:: Exercise input ::
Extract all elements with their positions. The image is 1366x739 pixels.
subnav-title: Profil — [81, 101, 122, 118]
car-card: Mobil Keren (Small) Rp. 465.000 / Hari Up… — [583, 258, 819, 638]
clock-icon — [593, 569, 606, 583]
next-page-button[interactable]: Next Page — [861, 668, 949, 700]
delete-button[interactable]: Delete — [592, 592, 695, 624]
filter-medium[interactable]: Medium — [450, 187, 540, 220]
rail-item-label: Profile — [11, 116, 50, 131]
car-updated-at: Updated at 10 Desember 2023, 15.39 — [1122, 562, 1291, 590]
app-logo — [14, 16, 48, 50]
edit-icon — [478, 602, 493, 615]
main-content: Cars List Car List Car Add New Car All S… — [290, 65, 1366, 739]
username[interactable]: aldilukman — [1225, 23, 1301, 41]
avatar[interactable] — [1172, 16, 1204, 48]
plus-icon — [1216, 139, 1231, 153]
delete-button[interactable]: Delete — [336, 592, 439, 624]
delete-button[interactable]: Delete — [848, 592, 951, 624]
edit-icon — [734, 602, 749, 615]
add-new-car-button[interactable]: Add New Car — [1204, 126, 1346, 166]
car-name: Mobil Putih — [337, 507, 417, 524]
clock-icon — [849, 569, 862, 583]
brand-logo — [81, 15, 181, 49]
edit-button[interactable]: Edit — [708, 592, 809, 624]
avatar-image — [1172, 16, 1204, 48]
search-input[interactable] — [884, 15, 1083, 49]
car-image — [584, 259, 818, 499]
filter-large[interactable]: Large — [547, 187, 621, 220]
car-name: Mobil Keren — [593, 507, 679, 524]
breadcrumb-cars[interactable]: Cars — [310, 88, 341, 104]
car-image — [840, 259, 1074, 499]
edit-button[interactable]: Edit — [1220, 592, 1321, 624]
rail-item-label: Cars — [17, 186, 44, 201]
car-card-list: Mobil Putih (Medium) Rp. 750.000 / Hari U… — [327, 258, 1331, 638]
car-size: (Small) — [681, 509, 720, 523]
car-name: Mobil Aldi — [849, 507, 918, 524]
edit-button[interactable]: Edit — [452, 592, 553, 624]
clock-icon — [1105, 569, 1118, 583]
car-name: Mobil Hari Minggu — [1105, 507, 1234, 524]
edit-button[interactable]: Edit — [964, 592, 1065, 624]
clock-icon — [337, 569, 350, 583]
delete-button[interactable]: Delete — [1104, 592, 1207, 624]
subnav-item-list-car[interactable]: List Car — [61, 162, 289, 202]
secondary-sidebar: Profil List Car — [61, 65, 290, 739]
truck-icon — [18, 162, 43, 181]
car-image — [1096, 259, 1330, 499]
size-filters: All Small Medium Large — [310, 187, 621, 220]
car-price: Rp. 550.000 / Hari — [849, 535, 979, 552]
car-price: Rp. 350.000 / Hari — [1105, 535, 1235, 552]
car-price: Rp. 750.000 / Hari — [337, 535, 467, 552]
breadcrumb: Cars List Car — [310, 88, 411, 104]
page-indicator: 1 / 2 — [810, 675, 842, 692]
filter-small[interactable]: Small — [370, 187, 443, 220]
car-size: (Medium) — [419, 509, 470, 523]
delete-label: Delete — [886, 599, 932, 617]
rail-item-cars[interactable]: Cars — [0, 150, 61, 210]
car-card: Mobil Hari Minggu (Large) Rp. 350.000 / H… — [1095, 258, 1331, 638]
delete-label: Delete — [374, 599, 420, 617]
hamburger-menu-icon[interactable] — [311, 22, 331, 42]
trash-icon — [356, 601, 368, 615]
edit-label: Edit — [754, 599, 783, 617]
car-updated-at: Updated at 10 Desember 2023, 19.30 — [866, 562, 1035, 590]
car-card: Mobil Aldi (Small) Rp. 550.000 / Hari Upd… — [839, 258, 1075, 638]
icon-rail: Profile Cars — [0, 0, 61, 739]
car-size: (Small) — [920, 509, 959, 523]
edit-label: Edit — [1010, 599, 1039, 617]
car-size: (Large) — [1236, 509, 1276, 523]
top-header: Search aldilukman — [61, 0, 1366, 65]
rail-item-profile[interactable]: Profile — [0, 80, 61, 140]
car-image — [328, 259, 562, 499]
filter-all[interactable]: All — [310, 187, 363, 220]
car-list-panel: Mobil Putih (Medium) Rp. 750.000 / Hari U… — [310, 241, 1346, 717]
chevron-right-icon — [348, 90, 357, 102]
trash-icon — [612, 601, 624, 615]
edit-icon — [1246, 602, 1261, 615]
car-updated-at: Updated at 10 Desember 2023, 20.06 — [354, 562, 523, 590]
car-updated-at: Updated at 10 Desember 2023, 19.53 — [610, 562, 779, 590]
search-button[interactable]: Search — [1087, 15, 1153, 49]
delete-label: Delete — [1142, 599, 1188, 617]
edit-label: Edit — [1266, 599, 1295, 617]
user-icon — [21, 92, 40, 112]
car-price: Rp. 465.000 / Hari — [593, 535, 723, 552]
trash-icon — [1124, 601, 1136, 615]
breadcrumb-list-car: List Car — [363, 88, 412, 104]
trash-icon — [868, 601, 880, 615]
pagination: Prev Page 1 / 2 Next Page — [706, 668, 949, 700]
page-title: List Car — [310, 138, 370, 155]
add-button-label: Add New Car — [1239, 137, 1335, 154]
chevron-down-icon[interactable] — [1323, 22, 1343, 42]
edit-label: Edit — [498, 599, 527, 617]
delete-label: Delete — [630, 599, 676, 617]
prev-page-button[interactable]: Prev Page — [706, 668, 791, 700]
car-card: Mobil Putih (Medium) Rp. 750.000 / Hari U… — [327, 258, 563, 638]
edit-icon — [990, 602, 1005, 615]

:: Brief ::
Update the data above by changing every "Desember" to "December", and leave everything else as it is.

:: Task output ::
Extract all elements with their positions. The image is 1366x739 pixels.
subnav-title: Profil — [81, 101, 122, 118]
car-card: Mobil Keren (Small) Rp. 465.000 / Hari Up… — [583, 258, 819, 638]
clock-icon — [593, 569, 606, 583]
next-page-button[interactable]: Next Page — [861, 668, 949, 700]
delete-button[interactable]: Delete — [592, 592, 695, 624]
filter-medium[interactable]: Medium — [450, 187, 540, 220]
rail-item-label: Profile — [11, 116, 50, 131]
car-updated-at: Updated at 10 December 2023, 15.39 — [1122, 562, 1291, 590]
app-logo — [14, 16, 48, 50]
edit-icon — [478, 602, 493, 615]
main-content: Cars List Car List Car Add New Car All S… — [290, 65, 1366, 739]
username[interactable]: aldilukman — [1225, 23, 1301, 41]
avatar[interactable] — [1172, 16, 1204, 48]
plus-icon — [1216, 139, 1231, 153]
delete-button[interactable]: Delete — [336, 592, 439, 624]
delete-button[interactable]: Delete — [848, 592, 951, 624]
edit-icon — [734, 602, 749, 615]
add-new-car-button[interactable]: Add New Car — [1204, 126, 1346, 166]
car-name: Mobil Putih — [337, 507, 417, 524]
clock-icon — [849, 569, 862, 583]
brand-logo — [81, 15, 181, 49]
edit-button[interactable]: Edit — [708, 592, 809, 624]
avatar-image — [1172, 16, 1204, 48]
search-input[interactable] — [884, 15, 1083, 49]
car-image — [584, 259, 818, 499]
filter-large[interactable]: Large — [547, 187, 621, 220]
car-name: Mobil Keren — [593, 507, 679, 524]
breadcrumb-cars[interactable]: Cars — [310, 88, 341, 104]
car-image — [840, 259, 1074, 499]
edit-button[interactable]: Edit — [1220, 592, 1321, 624]
rail-item-label: Cars — [17, 186, 44, 201]
car-card-list: Mobil Putih (Medium) Rp. 750.000 / Hari U… — [327, 258, 1331, 638]
car-size: (Small) — [681, 509, 720, 523]
car-name: Mobil Aldi — [849, 507, 918, 524]
edit-button[interactable]: Edit — [452, 592, 553, 624]
clock-icon — [1105, 569, 1118, 583]
car-name: Mobil Hari Minggu — [1105, 507, 1234, 524]
edit-button[interactable]: Edit — [964, 592, 1065, 624]
clock-icon — [337, 569, 350, 583]
delete-button[interactable]: Delete — [1104, 592, 1207, 624]
subnav-item-list-car[interactable]: List Car — [61, 162, 289, 202]
secondary-sidebar: Profil List Car — [61, 65, 290, 739]
truck-icon — [18, 162, 43, 181]
car-image — [1096, 259, 1330, 499]
size-filters: All Small Medium Large — [310, 187, 621, 220]
car-price: Rp. 550.000 / Hari — [849, 535, 979, 552]
car-price: Rp. 350.000 / Hari — [1105, 535, 1235, 552]
car-price: Rp. 750.000 / Hari — [337, 535, 467, 552]
breadcrumb: Cars List Car — [310, 88, 411, 104]
page-indicator: 1 / 2 — [810, 675, 842, 692]
filter-small[interactable]: Small — [370, 187, 443, 220]
car-size: (Medium) — [419, 509, 470, 523]
delete-label: Delete — [886, 599, 932, 617]
rail-item-cars[interactable]: Cars — [0, 150, 61, 210]
car-card: Mobil Hari Minggu (Large) Rp. 350.000 / H… — [1095, 258, 1331, 638]
delete-label: Delete — [374, 599, 420, 617]
hamburger-menu-icon[interactable] — [311, 22, 331, 42]
trash-icon — [356, 601, 368, 615]
edit-label: Edit — [754, 599, 783, 617]
car-updated-at: Updated at 10 December 2023, 19.30 — [866, 562, 1035, 590]
car-card: Mobil Aldi (Small) Rp. 550.000 / Hari Upd… — [839, 258, 1075, 638]
icon-rail: Profile Cars — [0, 0, 61, 739]
car-size: (Small) — [920, 509, 959, 523]
edit-label: Edit — [1010, 599, 1039, 617]
car-size: (Large) — [1236, 509, 1276, 523]
top-header: Search aldilukman — [61, 0, 1366, 65]
rail-item-profile[interactable]: Profile — [0, 80, 61, 140]
car-image — [328, 259, 562, 499]
filter-all[interactable]: All — [310, 187, 363, 220]
car-list-panel: Mobil Putih (Medium) Rp. 750.000 / Hari U… — [310, 241, 1346, 717]
chevron-right-icon — [348, 90, 357, 102]
trash-icon — [612, 601, 624, 615]
edit-icon — [1246, 602, 1261, 615]
car-updated-at: Updated at 10 December 2023, 20.06 — [354, 562, 523, 590]
car-updated-at: Updated at 10 December 2023, 19.53 — [610, 562, 779, 590]
search-button[interactable]: Search — [1087, 15, 1153, 49]
delete-label: Delete — [1142, 599, 1188, 617]
edit-label: Edit — [1266, 599, 1295, 617]
user-icon — [21, 92, 40, 112]
car-price: Rp. 465.000 / Hari — [593, 535, 723, 552]
trash-icon — [1124, 601, 1136, 615]
breadcrumb-list-car: List Car — [363, 88, 412, 104]
trash-icon — [868, 601, 880, 615]
pagination: Prev Page 1 / 2 Next Page — [706, 668, 949, 700]
page-title: List Car — [310, 138, 370, 155]
add-button-label: Add New Car — [1239, 137, 1335, 154]
chevron-down-icon[interactable] — [1323, 22, 1343, 42]
edit-label: Edit — [498, 599, 527, 617]
delete-label: Delete — [630, 599, 676, 617]
prev-page-button[interactable]: Prev Page — [706, 668, 791, 700]
car-card: Mobil Putih (Medium) Rp. 750.000 / Hari U… — [327, 258, 563, 638]
edit-icon — [990, 602, 1005, 615]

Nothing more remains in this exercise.